DATA ROWS

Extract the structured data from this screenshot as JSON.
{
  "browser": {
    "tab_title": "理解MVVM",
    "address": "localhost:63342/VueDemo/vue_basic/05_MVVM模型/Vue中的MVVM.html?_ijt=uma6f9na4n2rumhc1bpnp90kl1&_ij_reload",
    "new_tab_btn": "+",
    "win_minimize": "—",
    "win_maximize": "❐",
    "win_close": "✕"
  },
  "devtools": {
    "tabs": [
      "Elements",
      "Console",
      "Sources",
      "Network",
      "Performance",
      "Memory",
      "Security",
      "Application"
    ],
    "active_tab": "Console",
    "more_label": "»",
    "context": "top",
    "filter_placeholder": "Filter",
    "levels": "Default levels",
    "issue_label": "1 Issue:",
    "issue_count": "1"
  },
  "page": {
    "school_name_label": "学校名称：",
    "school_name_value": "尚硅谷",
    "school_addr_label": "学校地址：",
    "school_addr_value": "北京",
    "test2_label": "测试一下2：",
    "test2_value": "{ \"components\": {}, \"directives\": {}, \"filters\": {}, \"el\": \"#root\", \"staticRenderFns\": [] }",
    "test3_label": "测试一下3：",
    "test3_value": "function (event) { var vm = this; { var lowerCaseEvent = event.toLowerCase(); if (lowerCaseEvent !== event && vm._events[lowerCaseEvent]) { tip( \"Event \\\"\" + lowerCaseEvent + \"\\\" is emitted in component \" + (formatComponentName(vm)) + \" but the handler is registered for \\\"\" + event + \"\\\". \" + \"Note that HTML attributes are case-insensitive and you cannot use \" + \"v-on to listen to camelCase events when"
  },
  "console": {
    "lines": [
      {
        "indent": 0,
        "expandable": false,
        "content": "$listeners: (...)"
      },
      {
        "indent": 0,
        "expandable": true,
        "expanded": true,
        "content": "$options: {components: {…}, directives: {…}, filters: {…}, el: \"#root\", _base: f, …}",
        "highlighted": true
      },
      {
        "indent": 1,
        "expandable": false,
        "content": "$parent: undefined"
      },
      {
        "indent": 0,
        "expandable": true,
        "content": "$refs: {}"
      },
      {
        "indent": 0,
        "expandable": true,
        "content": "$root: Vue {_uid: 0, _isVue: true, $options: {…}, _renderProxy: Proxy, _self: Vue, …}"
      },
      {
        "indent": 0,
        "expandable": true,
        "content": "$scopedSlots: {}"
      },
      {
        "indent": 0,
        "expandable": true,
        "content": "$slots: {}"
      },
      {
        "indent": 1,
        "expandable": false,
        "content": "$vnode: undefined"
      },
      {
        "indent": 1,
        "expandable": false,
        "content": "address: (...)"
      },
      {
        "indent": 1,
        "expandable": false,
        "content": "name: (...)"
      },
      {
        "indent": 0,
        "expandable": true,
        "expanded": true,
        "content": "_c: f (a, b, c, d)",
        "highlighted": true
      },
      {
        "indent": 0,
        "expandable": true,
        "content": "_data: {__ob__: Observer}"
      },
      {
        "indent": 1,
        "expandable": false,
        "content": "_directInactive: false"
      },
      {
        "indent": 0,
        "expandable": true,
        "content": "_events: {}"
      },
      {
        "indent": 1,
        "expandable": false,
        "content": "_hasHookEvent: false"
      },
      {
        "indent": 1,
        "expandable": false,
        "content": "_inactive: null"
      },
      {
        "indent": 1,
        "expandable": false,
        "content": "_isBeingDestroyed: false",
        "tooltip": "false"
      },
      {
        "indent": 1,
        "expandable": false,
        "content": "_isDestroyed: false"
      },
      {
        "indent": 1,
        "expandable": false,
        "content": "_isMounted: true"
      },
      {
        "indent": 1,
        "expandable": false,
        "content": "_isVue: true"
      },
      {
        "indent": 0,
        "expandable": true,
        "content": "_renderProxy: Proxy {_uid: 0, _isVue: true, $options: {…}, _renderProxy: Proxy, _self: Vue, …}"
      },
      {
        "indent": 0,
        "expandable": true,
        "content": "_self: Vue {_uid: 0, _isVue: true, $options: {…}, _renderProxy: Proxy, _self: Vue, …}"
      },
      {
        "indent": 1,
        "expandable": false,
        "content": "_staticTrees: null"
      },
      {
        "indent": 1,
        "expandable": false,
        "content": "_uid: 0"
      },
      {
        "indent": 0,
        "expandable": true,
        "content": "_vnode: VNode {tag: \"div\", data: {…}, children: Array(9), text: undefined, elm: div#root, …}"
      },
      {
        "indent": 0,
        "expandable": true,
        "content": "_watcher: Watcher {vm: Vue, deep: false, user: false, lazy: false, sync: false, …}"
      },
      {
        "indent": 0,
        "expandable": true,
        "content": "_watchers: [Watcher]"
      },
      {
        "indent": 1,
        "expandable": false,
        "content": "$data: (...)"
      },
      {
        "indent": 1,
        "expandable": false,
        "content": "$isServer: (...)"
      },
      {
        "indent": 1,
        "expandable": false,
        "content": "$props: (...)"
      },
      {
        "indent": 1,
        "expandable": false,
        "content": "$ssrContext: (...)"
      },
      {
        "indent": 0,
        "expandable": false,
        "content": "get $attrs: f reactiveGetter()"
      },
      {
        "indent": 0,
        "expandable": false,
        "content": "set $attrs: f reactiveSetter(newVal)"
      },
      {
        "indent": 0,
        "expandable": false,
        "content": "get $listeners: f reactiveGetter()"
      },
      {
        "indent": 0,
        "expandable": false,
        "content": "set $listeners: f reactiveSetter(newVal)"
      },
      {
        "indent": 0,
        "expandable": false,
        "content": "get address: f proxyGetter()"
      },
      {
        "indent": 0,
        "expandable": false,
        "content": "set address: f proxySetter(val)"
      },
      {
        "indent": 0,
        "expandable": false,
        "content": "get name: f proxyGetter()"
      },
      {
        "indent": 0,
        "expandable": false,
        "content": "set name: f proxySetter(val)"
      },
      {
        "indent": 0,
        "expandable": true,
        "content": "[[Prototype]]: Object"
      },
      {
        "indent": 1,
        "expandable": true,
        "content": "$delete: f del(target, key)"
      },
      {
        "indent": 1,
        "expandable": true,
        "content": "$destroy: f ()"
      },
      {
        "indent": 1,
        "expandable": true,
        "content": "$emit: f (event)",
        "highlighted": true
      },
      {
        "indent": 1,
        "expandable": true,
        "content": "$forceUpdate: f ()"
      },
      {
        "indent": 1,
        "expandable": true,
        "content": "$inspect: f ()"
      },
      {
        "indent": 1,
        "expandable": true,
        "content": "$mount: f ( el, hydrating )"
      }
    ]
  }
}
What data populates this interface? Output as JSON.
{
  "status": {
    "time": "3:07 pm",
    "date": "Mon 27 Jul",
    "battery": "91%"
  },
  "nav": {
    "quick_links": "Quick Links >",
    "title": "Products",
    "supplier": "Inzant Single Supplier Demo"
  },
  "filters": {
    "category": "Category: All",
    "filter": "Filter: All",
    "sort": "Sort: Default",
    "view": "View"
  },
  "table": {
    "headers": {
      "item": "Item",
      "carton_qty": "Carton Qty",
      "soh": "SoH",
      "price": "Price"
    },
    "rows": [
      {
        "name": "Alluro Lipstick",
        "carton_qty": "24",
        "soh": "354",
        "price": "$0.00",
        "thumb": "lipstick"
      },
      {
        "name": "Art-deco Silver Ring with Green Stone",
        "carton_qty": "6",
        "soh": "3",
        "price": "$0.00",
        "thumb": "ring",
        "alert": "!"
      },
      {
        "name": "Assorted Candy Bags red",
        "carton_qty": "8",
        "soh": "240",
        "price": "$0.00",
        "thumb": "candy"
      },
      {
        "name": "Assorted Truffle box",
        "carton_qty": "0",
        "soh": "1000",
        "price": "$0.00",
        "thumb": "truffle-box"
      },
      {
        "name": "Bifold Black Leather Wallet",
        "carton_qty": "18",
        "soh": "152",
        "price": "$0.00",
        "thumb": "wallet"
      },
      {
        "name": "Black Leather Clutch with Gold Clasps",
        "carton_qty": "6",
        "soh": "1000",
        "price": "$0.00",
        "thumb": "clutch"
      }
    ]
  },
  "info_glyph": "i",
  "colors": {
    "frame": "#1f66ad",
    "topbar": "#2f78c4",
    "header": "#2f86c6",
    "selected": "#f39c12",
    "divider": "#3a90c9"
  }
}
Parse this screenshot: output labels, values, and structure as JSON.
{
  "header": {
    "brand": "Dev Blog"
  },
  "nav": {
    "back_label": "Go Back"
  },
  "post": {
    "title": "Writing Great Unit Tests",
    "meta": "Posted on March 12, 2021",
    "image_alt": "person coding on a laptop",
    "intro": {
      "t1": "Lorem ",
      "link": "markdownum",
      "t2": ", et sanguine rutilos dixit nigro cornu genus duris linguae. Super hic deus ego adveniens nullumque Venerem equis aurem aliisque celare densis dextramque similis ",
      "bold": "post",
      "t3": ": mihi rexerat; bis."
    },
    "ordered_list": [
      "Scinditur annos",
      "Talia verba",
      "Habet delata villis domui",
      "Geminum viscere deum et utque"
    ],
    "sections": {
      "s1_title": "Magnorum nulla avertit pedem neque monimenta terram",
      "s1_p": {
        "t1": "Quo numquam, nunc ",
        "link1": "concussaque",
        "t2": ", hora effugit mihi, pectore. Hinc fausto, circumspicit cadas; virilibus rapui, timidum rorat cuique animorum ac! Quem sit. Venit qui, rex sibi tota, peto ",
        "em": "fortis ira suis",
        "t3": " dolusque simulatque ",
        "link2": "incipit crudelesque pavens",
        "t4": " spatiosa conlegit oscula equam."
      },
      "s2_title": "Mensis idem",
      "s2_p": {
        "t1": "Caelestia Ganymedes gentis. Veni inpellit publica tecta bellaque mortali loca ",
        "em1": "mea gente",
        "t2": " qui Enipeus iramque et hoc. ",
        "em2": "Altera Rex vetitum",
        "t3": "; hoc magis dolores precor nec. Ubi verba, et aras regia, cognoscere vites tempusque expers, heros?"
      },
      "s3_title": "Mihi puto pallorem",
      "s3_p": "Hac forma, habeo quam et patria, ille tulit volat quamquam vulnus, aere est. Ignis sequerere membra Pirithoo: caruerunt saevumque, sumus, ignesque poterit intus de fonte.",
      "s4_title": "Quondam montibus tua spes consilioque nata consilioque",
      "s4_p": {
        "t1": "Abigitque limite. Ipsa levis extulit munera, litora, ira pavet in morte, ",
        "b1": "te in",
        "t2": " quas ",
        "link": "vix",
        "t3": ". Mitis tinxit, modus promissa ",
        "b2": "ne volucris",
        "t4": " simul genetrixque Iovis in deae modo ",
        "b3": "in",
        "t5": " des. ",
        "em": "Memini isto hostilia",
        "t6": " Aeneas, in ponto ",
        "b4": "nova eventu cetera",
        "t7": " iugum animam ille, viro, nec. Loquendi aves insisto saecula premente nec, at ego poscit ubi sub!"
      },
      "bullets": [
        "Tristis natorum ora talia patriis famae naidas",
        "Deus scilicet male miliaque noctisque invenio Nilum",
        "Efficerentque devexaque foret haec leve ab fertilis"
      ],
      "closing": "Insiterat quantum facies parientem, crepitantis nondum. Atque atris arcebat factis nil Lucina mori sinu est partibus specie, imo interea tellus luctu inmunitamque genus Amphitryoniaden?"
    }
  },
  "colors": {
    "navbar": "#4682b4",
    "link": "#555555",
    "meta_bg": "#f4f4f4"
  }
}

REQUIRED TASK
Report the number of lines holding the string "reactiveGetter", without any other words.

THE RESPONSE
2